**TASK PROMPT:** Go through the entries below and write each one out exactly.

**EXCERPTED DATA:**
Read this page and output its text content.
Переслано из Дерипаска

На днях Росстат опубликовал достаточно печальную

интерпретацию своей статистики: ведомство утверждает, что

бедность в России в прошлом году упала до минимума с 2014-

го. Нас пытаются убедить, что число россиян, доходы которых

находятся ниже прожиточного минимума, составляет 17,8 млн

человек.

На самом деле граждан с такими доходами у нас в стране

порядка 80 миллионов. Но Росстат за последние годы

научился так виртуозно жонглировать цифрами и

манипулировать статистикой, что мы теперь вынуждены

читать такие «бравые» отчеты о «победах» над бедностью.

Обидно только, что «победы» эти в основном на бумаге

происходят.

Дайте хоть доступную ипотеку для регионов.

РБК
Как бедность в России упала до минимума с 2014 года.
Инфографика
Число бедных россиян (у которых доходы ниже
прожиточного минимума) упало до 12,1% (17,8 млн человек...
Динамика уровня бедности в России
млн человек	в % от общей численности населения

**SOLUTION TO THE PROBLEM:**
Read this page and output its text content.
Переслано из Дерипаска

На днях Росстат опубликовал достаточно печальную

интерпретацию своей статистики: ведомство утверждает, что

бедность в России в прошлом году упала до минимума с 2014-

го. Нас пытаются убедить, что число россиян, доходы которых

находятся ниже прожиточного минимума, составляет 17,8 млн

человек.

На самом деле граждан с такими доходами у нас в стране

порядка 80 миллионов. Но Росстат за последние годы

научился так виртуозно жонглировать цифрами и

манипулировать статистикой, что мы теперь вынуждены

читать такие «бравые» отчеты о «победах» над бедностью.

Обидно только, что «победы» эти в основном на бумаге

происходят.

Дайте хоть доступную ипотеку для регионов.

РБК
Как бедность в России упала до минимума с 2014 года.
Инфографика
Число бедных россиян (у которых доходы ниже
прожиточного минимума) упало до 12,1% (17,8 млн человек...
Динамика уровня бедности в России
млн человек	в % от общей численности населения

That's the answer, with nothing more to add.